Would you output the whole listing below, exactly as it reads?

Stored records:
■ ■ ■ ■ ■ ■ ■

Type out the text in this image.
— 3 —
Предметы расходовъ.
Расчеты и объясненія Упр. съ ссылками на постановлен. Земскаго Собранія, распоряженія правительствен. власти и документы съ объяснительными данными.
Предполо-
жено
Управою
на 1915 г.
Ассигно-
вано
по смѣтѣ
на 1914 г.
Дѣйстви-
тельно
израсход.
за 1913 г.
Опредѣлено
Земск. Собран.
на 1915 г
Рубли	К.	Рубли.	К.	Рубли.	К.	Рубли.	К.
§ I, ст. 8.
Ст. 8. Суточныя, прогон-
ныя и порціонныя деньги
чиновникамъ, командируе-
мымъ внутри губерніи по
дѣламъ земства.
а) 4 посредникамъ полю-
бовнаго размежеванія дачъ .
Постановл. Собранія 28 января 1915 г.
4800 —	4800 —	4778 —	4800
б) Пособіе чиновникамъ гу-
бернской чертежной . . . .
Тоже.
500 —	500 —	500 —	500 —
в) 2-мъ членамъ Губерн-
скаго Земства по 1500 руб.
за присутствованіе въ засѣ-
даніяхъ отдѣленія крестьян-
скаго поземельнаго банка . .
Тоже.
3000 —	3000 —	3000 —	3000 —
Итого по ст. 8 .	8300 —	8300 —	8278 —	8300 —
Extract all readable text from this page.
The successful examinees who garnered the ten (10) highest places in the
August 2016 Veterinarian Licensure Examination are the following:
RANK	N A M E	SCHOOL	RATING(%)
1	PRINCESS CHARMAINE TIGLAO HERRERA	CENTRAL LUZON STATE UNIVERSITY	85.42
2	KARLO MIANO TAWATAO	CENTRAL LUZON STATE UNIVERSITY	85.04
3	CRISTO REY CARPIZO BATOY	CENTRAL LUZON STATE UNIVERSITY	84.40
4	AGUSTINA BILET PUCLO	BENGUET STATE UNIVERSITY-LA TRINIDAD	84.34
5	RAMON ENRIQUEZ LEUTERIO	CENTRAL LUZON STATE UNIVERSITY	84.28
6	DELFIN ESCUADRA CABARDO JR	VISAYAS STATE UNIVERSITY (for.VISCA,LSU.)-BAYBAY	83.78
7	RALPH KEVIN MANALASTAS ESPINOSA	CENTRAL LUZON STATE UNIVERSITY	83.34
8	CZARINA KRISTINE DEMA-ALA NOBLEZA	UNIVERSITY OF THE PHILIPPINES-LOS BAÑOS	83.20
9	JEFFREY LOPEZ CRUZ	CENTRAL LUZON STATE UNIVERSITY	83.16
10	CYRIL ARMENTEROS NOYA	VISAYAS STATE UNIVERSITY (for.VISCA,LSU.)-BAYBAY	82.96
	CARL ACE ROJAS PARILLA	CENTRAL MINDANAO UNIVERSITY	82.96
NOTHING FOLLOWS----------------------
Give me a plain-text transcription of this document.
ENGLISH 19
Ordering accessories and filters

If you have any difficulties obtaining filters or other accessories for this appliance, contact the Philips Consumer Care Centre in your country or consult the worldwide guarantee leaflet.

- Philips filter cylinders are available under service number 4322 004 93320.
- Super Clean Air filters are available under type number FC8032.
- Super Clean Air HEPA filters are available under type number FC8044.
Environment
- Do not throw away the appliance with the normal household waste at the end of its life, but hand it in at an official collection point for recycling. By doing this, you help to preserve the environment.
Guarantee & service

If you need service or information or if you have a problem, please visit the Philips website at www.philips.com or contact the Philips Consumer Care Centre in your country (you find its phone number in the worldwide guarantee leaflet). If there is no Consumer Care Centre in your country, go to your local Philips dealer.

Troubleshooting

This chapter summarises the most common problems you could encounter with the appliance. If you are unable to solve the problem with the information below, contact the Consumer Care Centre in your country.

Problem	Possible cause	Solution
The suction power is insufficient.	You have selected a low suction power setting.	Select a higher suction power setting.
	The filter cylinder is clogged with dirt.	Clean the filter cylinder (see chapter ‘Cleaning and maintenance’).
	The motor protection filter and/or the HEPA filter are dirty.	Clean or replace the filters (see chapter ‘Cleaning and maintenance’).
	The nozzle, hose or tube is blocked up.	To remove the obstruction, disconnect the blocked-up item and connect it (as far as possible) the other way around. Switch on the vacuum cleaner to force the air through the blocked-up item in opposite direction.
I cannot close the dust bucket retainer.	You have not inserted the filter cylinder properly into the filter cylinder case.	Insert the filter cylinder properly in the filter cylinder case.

■ ■ ■ ■ ■ ■ ■

# The response
Type out the text in this image.
— 3 —
Предметы расходовъ.
Расчеты и объясненія Упр. съ ссылками на постановлен. Земскаго Собранія, распоряженія правительствен. власти и документы съ объяснительными данными.
Предполо-
жено
Управою
на 1915 г.
Ассигно-
вано
по смѣтѣ
на 1914 г.
Дѣйстви-
тельно
израсход.
за 1913 г.
Опредѣлено
Земск. Собран.
на 1915 г
Рубли	К.	Рубли.	К.	Рубли.	К.	Рубли.	К.
§ I, ст. 8.
Ст. 8. Суточныя, прогон-
ныя и порціонныя деньги
чиновникамъ, командируе-
мымъ внутри губерніи по
дѣламъ земства.
а) 4 посредникамъ полю-
бовнаго размежеванія дачъ .
Постановл. Собранія 28 января 1915 г.
4800 —	4800 —	4778 —	4800
б) Пособіе чиновникамъ гу-
бернской чертежной . . . .
Тоже.
500 —	500 —	500 —	500 —
в) 2-мъ членамъ Губерн-
скаго Земства по 1500 руб.
за присутствованіе въ засѣ-
даніяхъ отдѣленія крестьян-
скаго поземельнаго банка . .
Тоже.
3000 —	3000 —	3000 —	3000 —
Итого по ст. 8 .	8300 —	8300 —	8278 —	8300 —
Extract all readable text from this page.
The successful examinees who garnered the ten (10) highest places in the
August 2016 Veterinarian Licensure Examination are the following:
RANK	N A M E	SCHOOL	RATING(%)
1	PRINCESS CHARMAINE TIGLAO HERRERA	CENTRAL LUZON STATE UNIVERSITY	85.42
2	KARLO MIANO TAWATAO	CENTRAL LUZON STATE UNIVERSITY	85.04
3	CRISTO REY CARPIZO BATOY	CENTRAL LUZON STATE UNIVERSITY	84.40
4	AGUSTINA BILET PUCLO	BENGUET STATE UNIVERSITY-LA TRINIDAD	84.34
5	RAMON ENRIQUEZ LEUTERIO	CENTRAL LUZON STATE UNIVERSITY	84.28
6	DELFIN ESCUADRA CABARDO JR	VISAYAS STATE UNIVERSITY (for.VISCA,LSU.)-BAYBAY	83.78
7	RALPH KEVIN MANALASTAS ESPINOSA	CENTRAL LUZON STATE UNIVERSITY	83.34
8	CZARINA KRISTINE DEMA-ALA NOBLEZA	UNIVERSITY OF THE PHILIPPINES-LOS BAÑOS	83.20
9	JEFFREY LOPEZ CRUZ	CENTRAL LUZON STATE UNIVERSITY	83.16
10	CYRIL ARMENTEROS NOYA	VISAYAS STATE UNIVERSITY (for.VISCA,LSU.)-BAYBAY	82.96
	CARL ACE ROJAS PARILLA	CENTRAL MINDANAO UNIVERSITY	82.96
NOTHING FOLLOWS----------------------
Give me a plain-text transcription of this document.
ENGLISH 19
Ordering accessories and filters

If you have any difficulties obtaining filters or other accessories for this appliance, contact the Philips Consumer Care Centre in your country or consult the worldwide guarantee leaflet.

- Philips filter cylinders are available under service number 4322 004 93320.
- Super Clean Air filters are available under type number FC8032.
- Super Clean Air HEPA filters are available under type number FC8044.
Environment
- Do not throw away the appliance with the normal household waste at the end of its life, but hand it in at an official collection point for recycling. By doing this, you help to preserve the environment.
Guarantee & service

If you need service or information or if you have a problem, please visit the Philips website at www.philips.com or contact the Philips Consumer Care Centre in your country (you find its phone number in the worldwide guarantee leaflet). If there is no Consumer Care Centre in your country, go to your local Philips dealer.

Troubleshooting

This chapter summarises the most common problems you could encounter with the appliance. If you are unable to solve the problem with the information below, contact the Consumer Care Centre in your country.

Problem	Possible cause	Solution
The suction power is insufficient.	You have selected a low suction power setting.	Select a higher suction power setting.
	The filter cylinder is clogged with dirt.	Clean the filter cylinder (see chapter ‘Cleaning and maintenance’).
	The motor protection filter and/or the HEPA filter are dirty.	Clean or replace the filters (see chapter ‘Cleaning and maintenance’).
	The nozzle, hose or tube is blocked up.	To remove the obstruction, disconnect the blocked-up item and connect it (as far as possible) the other way around. Switch on the vacuum cleaner to force the air through the blocked-up item in opposite direction.
I cannot close the dust bucket retainer.	You have not inserted the filter cylinder properly into the filter cylinder case.	Insert the filter cylinder properly in the filter cylinder case.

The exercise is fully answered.